THE RECORDS:
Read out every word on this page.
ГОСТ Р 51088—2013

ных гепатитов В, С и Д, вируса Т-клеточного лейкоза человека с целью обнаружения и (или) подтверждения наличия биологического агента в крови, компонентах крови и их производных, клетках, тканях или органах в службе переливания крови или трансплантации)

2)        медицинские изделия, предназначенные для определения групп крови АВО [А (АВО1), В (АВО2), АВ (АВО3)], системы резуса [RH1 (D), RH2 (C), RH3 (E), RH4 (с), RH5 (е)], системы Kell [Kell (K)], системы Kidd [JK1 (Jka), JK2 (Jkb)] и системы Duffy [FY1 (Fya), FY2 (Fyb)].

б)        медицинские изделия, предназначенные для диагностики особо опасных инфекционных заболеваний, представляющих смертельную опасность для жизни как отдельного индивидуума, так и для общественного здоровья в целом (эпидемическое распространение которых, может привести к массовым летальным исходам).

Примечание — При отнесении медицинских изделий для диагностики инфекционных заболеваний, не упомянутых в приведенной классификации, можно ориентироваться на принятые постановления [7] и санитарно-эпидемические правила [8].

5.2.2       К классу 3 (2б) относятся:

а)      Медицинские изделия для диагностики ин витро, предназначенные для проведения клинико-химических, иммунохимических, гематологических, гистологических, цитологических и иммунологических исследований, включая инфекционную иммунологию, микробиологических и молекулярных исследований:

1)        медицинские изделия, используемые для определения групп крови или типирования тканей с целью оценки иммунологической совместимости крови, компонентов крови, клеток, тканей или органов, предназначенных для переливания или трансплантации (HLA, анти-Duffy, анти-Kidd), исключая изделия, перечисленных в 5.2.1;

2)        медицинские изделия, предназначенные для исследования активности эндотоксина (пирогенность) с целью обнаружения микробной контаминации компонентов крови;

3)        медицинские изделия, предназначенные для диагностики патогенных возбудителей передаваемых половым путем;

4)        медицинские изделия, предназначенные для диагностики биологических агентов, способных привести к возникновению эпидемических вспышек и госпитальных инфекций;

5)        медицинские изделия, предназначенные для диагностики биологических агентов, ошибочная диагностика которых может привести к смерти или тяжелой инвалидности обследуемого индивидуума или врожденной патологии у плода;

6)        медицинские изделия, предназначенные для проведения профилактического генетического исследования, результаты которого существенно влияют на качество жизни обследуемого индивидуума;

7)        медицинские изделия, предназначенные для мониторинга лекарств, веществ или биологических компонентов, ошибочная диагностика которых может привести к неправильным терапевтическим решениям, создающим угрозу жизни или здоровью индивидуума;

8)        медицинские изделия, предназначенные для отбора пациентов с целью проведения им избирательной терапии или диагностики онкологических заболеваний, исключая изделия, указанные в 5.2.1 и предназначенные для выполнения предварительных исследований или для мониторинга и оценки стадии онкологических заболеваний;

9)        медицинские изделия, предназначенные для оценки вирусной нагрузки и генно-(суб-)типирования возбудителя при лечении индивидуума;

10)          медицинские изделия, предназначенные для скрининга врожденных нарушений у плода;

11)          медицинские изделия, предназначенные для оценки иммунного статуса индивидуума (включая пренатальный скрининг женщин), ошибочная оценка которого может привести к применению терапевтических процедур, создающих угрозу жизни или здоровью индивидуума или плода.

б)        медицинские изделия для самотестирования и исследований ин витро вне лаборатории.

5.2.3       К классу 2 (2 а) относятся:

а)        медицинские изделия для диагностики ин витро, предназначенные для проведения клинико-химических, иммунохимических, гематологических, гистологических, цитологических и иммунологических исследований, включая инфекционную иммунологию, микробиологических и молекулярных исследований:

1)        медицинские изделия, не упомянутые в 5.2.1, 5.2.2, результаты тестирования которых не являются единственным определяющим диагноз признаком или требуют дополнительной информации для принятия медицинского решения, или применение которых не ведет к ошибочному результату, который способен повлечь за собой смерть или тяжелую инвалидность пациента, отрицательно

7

SET PROBLEM: In the records above, locate each line with the word "относятся". Copy all such lines.

THE SOLUTION:
5.2.2       К классу 3 (2б) относятся:
5.2.3       К классу 2 (2 а) относятся:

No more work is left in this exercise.